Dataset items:
━━━━━━

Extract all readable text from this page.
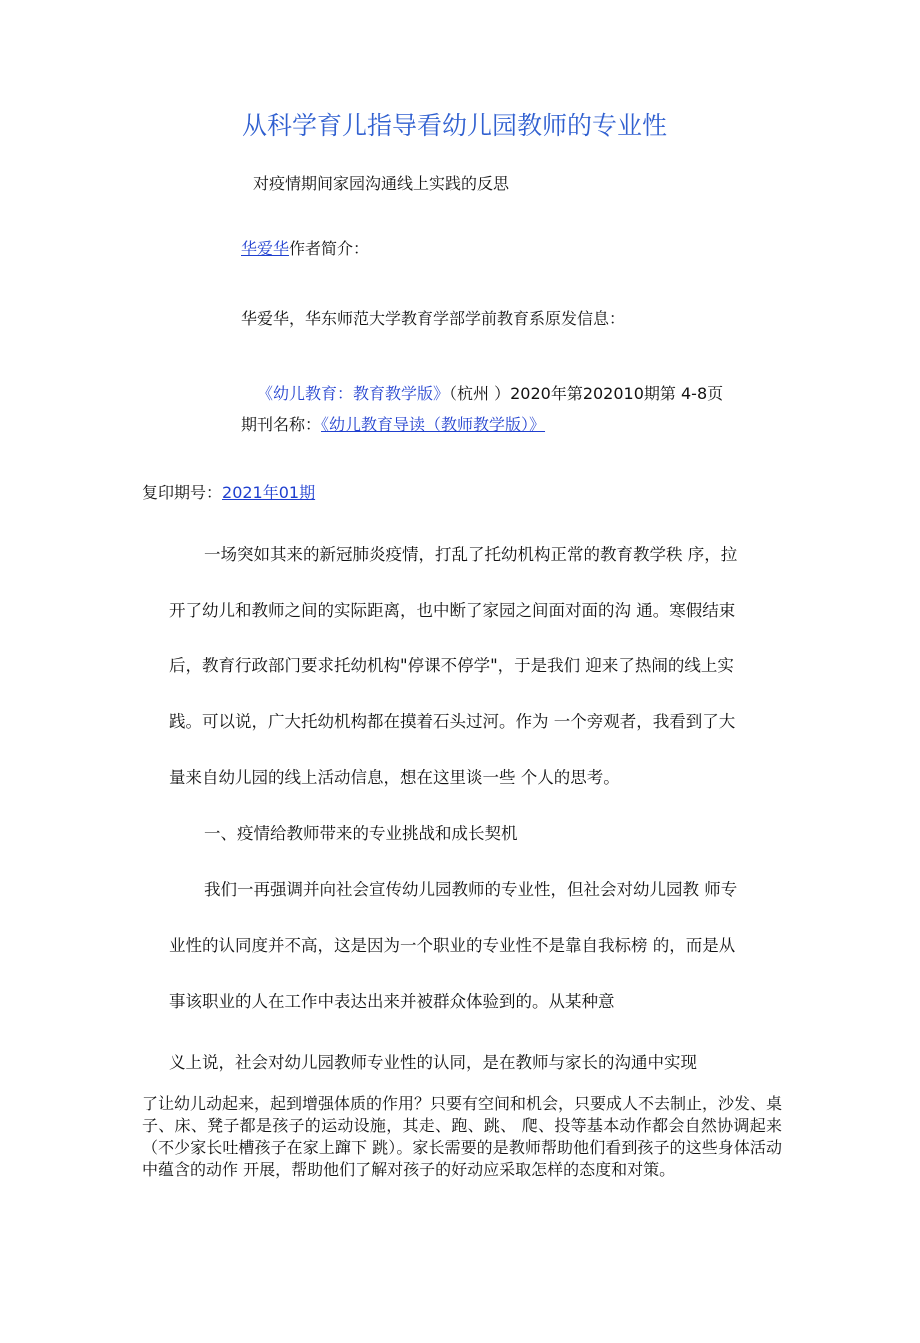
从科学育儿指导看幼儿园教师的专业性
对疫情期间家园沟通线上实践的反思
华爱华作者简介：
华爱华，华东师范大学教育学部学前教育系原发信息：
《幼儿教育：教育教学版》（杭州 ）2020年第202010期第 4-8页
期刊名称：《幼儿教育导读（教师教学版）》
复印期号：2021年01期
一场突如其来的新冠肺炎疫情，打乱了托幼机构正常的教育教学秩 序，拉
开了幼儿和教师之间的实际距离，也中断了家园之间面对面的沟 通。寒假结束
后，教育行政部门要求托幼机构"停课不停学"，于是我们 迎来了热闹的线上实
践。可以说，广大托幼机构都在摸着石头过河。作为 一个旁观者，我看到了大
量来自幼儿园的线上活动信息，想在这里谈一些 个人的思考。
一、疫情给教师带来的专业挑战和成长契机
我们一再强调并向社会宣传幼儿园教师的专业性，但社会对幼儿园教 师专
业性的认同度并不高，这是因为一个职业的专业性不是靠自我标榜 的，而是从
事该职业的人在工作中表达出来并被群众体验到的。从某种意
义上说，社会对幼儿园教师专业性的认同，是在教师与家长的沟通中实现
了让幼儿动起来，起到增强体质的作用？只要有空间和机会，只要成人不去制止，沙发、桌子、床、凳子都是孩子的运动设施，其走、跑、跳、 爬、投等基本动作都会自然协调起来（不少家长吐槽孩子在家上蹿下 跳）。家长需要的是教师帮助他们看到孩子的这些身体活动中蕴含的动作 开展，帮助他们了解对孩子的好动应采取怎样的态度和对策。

━━━━━━

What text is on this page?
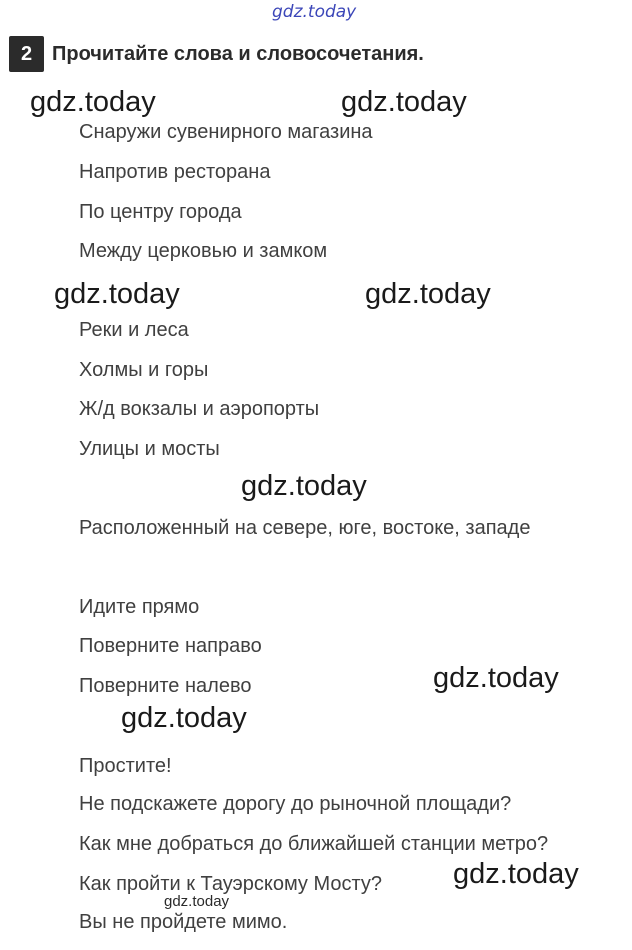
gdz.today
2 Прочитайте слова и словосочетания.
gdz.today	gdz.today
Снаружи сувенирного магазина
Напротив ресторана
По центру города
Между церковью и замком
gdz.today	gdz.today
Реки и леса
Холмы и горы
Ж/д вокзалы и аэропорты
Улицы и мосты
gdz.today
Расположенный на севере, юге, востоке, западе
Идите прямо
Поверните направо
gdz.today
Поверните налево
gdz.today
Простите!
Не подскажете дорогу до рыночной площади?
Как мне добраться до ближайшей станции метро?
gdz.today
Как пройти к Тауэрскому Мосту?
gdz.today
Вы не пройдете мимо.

━━━━━━

What you will do:
Show every line from the listing above in which the string "this" appears.

Solved exercise:
Extract all readable text from this page.
What text is on this page?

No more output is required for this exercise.